>>>
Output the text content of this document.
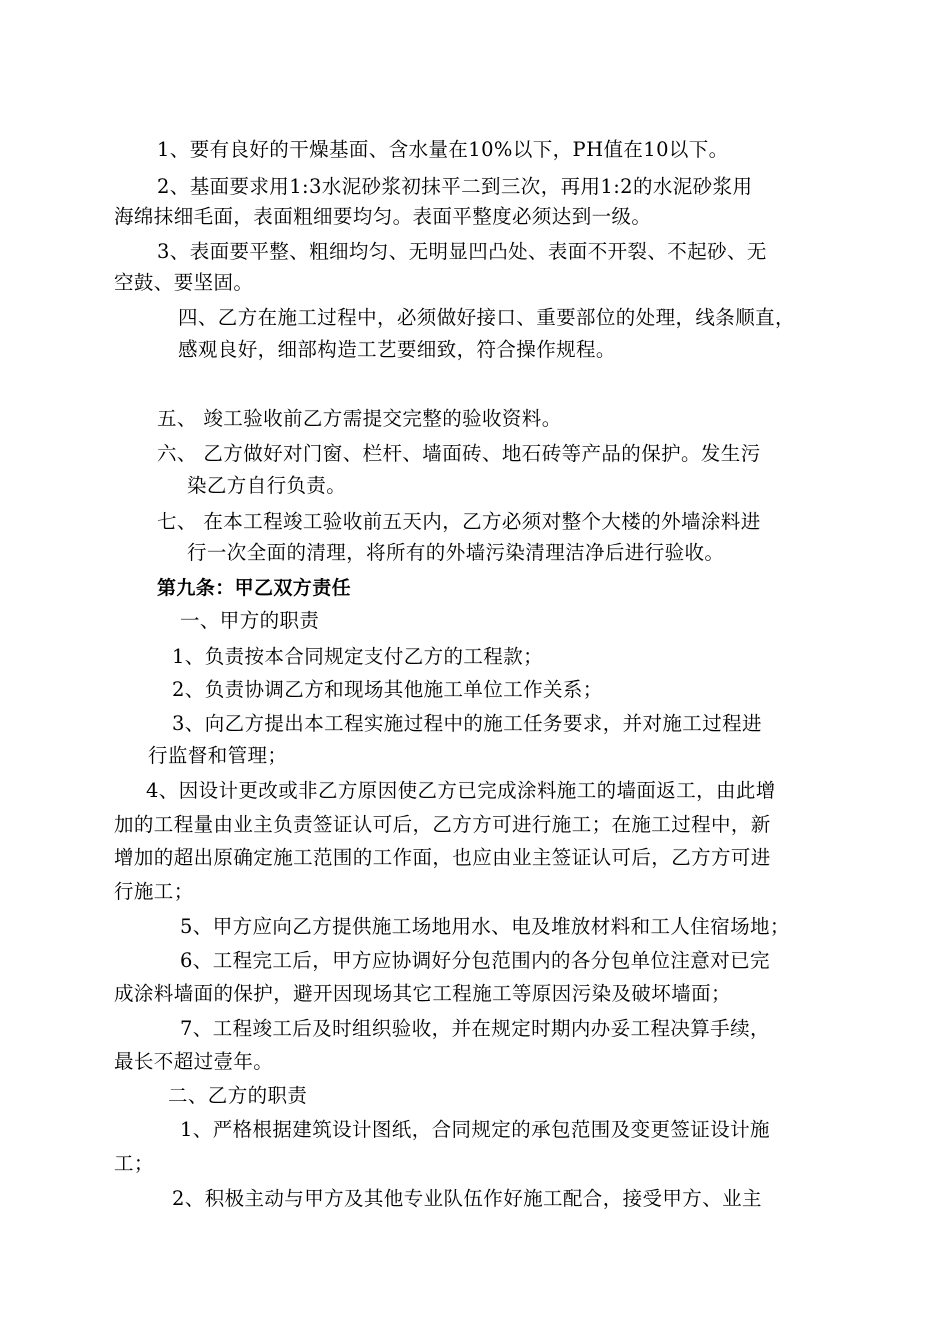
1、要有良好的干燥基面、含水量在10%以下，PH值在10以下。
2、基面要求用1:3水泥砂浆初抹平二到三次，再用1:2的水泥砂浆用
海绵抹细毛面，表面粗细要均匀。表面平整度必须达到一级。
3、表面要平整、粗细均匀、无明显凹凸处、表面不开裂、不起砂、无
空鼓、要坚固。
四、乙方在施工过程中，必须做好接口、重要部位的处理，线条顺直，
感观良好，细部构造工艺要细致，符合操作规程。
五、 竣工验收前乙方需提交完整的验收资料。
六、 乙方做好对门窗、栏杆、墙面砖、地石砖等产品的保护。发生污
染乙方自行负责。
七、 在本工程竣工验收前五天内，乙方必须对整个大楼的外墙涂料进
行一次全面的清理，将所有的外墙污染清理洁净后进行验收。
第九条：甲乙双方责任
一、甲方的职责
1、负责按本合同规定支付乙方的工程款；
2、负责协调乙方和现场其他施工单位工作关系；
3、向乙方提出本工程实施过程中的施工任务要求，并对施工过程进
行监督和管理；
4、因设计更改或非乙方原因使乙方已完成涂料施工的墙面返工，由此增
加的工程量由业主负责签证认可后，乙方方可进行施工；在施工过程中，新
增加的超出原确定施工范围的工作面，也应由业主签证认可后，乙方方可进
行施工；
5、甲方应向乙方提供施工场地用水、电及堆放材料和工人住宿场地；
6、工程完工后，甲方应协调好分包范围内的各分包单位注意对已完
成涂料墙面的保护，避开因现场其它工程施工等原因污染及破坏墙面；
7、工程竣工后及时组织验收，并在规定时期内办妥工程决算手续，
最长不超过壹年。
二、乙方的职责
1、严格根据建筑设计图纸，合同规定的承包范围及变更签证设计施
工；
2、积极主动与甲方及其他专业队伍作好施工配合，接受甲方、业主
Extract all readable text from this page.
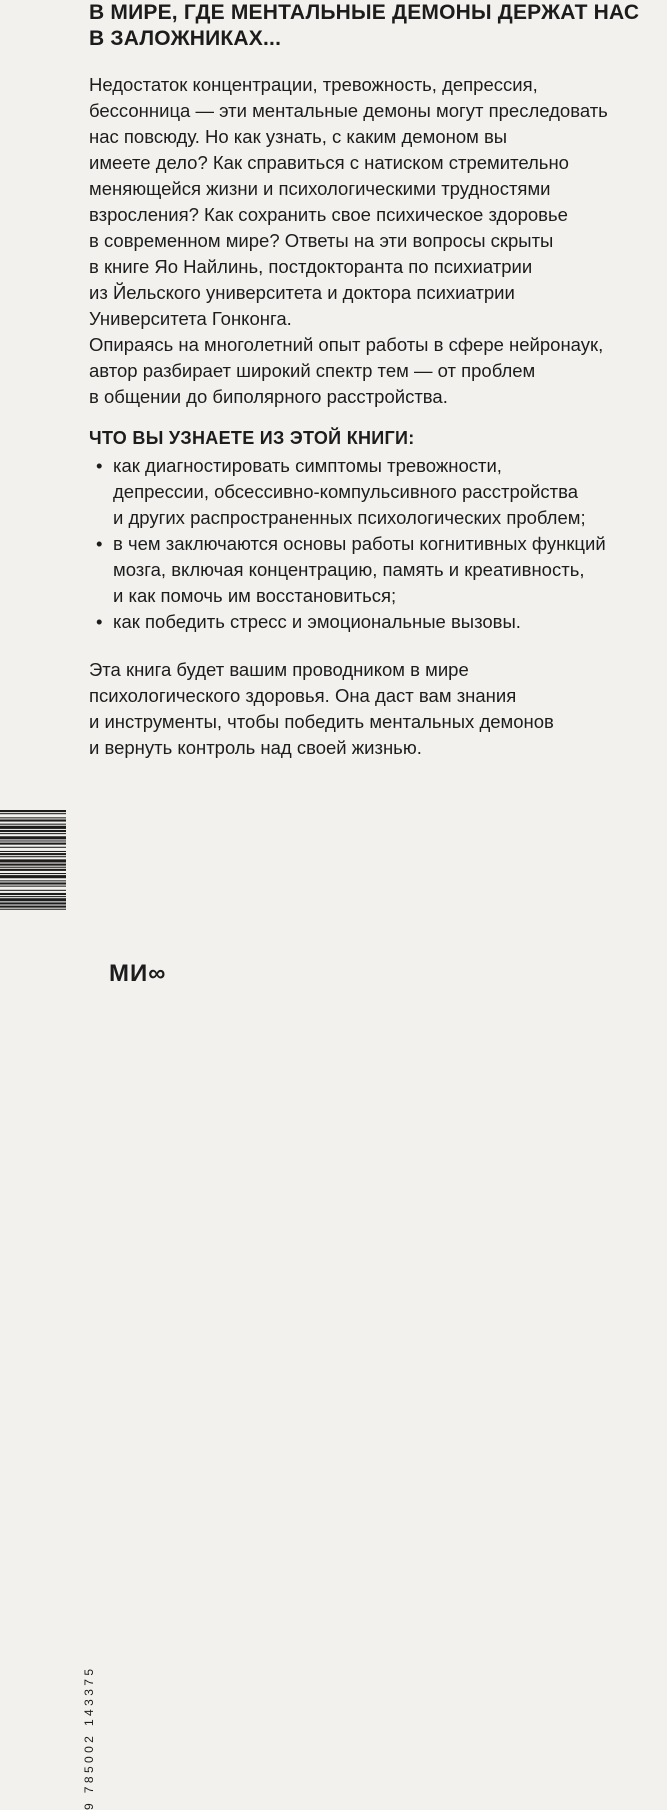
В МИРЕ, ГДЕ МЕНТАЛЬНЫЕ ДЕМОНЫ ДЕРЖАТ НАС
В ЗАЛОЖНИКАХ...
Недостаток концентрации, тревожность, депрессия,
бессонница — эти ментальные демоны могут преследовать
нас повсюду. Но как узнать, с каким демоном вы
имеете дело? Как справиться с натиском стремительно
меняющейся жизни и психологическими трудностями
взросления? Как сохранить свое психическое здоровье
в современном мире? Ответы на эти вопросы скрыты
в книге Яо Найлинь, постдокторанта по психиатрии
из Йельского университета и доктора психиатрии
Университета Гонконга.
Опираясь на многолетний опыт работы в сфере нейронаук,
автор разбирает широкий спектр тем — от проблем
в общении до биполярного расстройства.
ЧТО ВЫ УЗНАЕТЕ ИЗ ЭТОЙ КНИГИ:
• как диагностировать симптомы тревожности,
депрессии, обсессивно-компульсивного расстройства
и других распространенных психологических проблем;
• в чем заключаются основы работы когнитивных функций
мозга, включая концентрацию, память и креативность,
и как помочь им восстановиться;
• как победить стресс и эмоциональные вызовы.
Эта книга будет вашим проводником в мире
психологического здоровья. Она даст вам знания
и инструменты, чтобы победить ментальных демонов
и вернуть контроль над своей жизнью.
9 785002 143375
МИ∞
<<<
>>>
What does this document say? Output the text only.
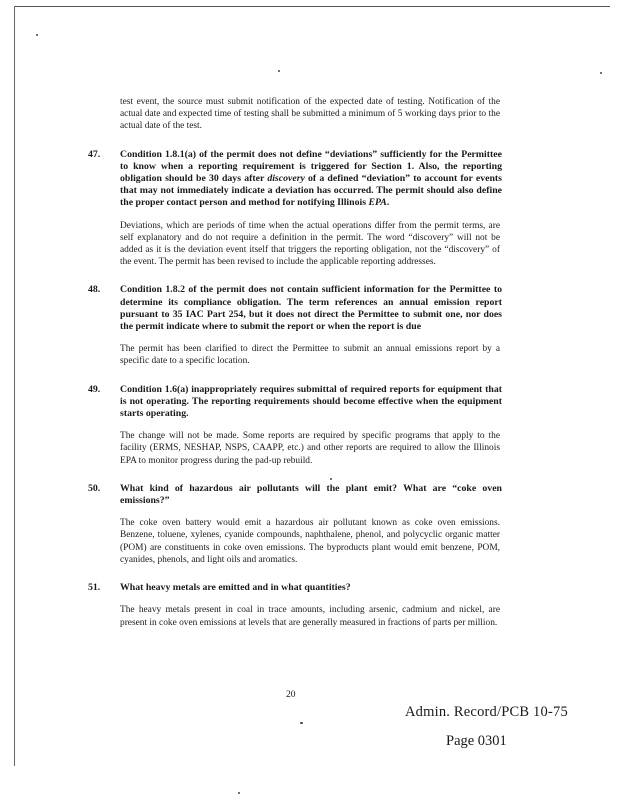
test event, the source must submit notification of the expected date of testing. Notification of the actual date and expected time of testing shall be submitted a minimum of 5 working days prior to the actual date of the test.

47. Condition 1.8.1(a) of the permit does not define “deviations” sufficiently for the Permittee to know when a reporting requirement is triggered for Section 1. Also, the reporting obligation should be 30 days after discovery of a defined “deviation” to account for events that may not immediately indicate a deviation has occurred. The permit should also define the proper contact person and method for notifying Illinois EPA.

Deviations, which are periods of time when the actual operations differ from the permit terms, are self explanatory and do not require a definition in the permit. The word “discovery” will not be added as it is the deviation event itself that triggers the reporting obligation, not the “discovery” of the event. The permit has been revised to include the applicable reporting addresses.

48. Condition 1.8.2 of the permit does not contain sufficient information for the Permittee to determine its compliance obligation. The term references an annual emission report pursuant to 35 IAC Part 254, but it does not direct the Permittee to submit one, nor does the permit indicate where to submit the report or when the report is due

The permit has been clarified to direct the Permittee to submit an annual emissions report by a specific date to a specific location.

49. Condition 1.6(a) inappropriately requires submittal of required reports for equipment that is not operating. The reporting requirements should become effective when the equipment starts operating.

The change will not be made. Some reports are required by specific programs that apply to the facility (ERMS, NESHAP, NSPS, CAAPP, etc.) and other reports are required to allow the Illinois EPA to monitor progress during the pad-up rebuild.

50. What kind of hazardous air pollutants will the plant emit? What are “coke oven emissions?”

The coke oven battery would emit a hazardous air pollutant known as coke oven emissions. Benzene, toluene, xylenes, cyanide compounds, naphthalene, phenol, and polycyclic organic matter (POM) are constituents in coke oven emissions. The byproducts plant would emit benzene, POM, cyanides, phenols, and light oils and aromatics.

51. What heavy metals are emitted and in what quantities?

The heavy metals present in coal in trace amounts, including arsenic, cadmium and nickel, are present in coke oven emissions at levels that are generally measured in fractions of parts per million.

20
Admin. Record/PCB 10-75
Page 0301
<<<
Stated problem: Identify each line in the entries with the word "coke" and copy it.

Answer in full:
50. What kind of hazardous air pollutants will the plant emit? What are “coke oven emissions?”
The coke oven battery would emit a hazardous air pollutant known as coke oven emissions. Benzene, toluene, xylenes, cyanide compounds, naphthalene, phenol, and polycyclic organic matter (POM) are constituents in coke oven emissions. The byproducts plant would emit benzene, POM, cyanides, phenols, and light oils and aromatics.
The heavy metals present in coal in trace amounts, including arsenic, cadmium and nickel, are present in coke oven emissions at levels that are generally measured in fractions of parts per million.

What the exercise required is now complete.